→ **Data provided**
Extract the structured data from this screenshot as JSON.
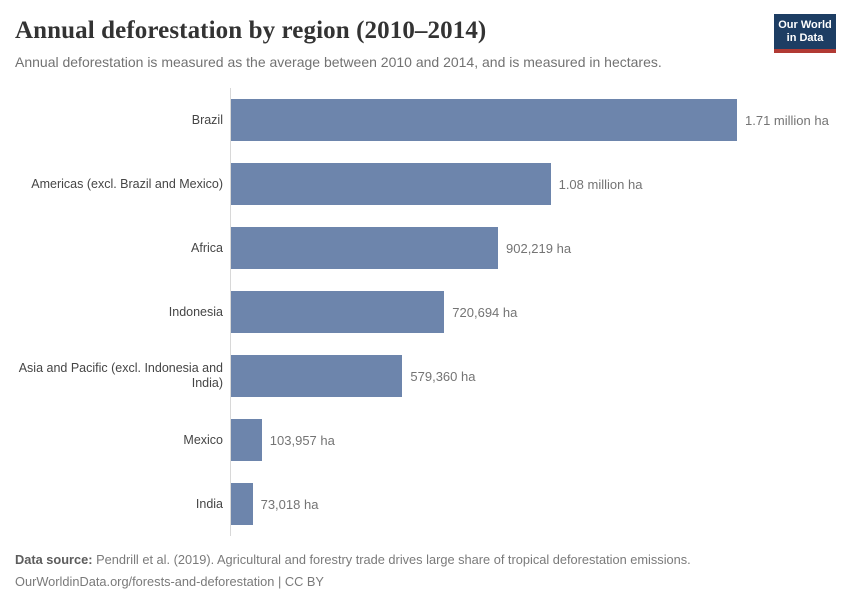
{
  "logo": {
    "line1": "Our World",
    "line2": "in Data",
    "bg_color": "#1d3d63",
    "accent_color": "#b13a34"
  },
  "chart_data": {
    "type": "bar",
    "orientation": "horizontal",
    "title": "Annual deforestation by region (2010–2014)",
    "subtitle": "Annual deforestation is measured as the average between 2010 and 2014, and is measured in hectares.",
    "unit": "hectares",
    "bar_color": "#6d85ac",
    "axis_line_color": "#d8d8d8",
    "legend_position": "none",
    "grid": false,
    "xlim": [
      0,
      1710000
    ],
    "categories": [
      "Brazil",
      "Americas (excl. Brazil and Mexico)",
      "Africa",
      "Indonesia",
      "Asia and Pacific (excl. Indonesia and India)",
      "Mexico",
      "India"
    ],
    "values": [
      1710000,
      1080000,
      902219,
      720694,
      579360,
      103957,
      73018
    ],
    "value_labels": [
      "1.71 million ha",
      "1.08 million ha",
      "902,219 ha",
      "720,694 ha",
      "579,360 ha",
      "103,957 ha",
      "73,018 ha"
    ]
  },
  "footer": {
    "data_source_label": "Data source:",
    "data_source_text": "Pendrill et al. (2019). Agricultural and forestry trade drives large share of tropical deforestation emissions.",
    "link": "OurWorldinData.org/forests-and-deforestation",
    "separator": " | ",
    "license": "CC BY"
  }
}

→ **Problem requirements**
Give every line of the material that includes the string "excl".

→ **Solution for this task**
      "Americas (excl. Brazil and Mexico)",
      "Asia and Pacific (excl. Indonesia and India)",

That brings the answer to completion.